### Exercise task
Your task is to copy every line of the records below that contains "JSON".

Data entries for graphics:
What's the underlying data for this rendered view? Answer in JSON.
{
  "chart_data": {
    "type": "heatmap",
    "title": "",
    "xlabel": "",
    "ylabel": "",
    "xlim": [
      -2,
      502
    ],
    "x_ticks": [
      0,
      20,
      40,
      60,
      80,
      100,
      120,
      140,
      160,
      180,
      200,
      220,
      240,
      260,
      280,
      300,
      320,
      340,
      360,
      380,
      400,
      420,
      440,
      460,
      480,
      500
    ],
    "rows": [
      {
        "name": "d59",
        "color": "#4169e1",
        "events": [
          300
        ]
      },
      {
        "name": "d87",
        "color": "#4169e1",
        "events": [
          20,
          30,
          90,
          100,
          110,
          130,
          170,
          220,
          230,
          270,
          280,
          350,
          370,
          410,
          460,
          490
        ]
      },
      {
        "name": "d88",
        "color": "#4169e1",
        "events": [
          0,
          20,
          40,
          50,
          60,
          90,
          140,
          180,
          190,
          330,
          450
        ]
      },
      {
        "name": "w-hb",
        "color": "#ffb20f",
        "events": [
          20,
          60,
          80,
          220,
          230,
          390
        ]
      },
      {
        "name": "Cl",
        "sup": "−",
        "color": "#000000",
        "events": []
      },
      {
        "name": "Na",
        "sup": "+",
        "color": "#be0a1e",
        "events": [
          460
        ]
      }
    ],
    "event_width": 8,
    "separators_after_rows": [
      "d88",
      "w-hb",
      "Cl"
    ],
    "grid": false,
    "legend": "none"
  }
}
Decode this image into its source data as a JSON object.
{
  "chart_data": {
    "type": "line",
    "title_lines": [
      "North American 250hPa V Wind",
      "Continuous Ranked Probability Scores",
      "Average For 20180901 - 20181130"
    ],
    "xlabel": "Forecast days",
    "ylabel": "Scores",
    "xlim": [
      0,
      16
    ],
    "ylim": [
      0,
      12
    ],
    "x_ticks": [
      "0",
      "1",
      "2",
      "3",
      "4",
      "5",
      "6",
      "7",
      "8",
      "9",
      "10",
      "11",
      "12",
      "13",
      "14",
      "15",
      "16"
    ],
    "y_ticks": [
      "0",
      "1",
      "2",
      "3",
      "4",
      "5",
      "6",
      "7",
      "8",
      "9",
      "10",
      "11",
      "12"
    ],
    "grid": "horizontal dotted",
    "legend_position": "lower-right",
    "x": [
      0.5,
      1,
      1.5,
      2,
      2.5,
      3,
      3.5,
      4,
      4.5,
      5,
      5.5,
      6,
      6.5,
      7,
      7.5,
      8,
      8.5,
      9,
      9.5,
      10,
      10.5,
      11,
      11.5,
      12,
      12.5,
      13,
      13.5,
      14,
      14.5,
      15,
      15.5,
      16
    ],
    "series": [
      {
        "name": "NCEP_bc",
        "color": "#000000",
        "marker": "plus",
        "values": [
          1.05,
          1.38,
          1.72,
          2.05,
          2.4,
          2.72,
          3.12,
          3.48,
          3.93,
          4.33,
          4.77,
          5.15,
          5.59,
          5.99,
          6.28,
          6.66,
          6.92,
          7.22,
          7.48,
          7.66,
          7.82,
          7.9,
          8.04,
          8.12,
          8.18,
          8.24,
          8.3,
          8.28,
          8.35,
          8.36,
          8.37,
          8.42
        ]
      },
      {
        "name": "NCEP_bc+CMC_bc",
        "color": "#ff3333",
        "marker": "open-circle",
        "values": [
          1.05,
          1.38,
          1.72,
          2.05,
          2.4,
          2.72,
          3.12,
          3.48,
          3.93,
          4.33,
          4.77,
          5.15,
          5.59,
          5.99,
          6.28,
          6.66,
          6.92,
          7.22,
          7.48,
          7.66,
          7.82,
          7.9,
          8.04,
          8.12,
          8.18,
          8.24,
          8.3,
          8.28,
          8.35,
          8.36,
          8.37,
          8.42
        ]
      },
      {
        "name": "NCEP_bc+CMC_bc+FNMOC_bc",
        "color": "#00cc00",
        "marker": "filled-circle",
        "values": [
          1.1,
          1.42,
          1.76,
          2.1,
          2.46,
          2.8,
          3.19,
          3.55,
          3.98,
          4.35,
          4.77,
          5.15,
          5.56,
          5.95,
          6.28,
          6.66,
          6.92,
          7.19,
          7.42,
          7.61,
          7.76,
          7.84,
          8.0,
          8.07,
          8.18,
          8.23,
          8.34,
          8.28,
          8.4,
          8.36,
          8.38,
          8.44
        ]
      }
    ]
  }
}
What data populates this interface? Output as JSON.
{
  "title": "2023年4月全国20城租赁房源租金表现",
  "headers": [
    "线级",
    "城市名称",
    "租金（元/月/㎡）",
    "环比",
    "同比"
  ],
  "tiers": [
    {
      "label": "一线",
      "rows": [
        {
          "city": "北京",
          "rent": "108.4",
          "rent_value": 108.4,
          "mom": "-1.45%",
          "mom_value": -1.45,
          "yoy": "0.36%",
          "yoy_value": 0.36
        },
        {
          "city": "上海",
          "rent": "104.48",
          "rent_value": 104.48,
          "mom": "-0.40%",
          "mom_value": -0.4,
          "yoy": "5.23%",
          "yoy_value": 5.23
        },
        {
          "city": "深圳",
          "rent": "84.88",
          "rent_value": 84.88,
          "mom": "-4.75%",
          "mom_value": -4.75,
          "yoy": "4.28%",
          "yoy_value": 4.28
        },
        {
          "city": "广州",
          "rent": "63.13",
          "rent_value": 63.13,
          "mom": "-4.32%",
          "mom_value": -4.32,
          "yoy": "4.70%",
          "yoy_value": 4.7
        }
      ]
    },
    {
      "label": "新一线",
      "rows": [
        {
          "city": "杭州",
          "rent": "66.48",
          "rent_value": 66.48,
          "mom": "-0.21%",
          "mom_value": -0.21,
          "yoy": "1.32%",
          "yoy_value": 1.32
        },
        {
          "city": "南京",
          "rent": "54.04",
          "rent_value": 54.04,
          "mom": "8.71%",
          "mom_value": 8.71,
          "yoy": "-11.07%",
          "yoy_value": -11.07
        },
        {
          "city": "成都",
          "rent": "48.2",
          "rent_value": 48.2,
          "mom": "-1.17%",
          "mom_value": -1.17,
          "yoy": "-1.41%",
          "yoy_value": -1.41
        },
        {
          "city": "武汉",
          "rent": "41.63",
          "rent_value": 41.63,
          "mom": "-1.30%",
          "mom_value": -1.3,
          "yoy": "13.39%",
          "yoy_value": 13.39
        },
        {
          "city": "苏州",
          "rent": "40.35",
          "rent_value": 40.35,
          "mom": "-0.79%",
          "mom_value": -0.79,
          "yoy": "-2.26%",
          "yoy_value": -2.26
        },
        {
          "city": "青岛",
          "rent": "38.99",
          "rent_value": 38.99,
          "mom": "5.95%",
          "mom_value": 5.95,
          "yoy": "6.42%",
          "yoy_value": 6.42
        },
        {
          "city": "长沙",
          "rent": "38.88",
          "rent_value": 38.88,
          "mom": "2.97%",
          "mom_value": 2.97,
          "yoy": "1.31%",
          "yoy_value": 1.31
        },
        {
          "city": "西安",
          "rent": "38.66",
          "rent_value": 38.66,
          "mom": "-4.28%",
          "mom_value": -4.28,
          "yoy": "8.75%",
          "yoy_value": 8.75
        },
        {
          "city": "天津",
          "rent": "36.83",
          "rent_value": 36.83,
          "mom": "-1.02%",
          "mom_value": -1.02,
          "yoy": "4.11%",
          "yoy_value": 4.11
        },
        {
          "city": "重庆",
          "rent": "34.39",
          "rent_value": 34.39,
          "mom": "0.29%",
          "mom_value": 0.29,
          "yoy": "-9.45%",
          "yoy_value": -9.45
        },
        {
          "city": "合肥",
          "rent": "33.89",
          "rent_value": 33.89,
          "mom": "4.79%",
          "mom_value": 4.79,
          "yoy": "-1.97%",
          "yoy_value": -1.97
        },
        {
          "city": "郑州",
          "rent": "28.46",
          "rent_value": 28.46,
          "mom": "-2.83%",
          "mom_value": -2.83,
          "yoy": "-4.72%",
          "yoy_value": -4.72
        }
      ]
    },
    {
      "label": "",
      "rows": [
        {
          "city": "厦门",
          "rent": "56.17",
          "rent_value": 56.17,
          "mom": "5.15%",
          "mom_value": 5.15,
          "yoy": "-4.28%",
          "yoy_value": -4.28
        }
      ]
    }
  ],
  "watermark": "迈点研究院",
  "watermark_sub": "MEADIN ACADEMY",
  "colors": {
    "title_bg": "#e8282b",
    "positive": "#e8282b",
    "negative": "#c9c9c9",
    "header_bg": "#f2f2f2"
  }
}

### Correct result
What's the underlying data for this rendered view? Answer in JSON.
Decode this image into its source data as a JSON object.
What data populates this interface? Output as JSON.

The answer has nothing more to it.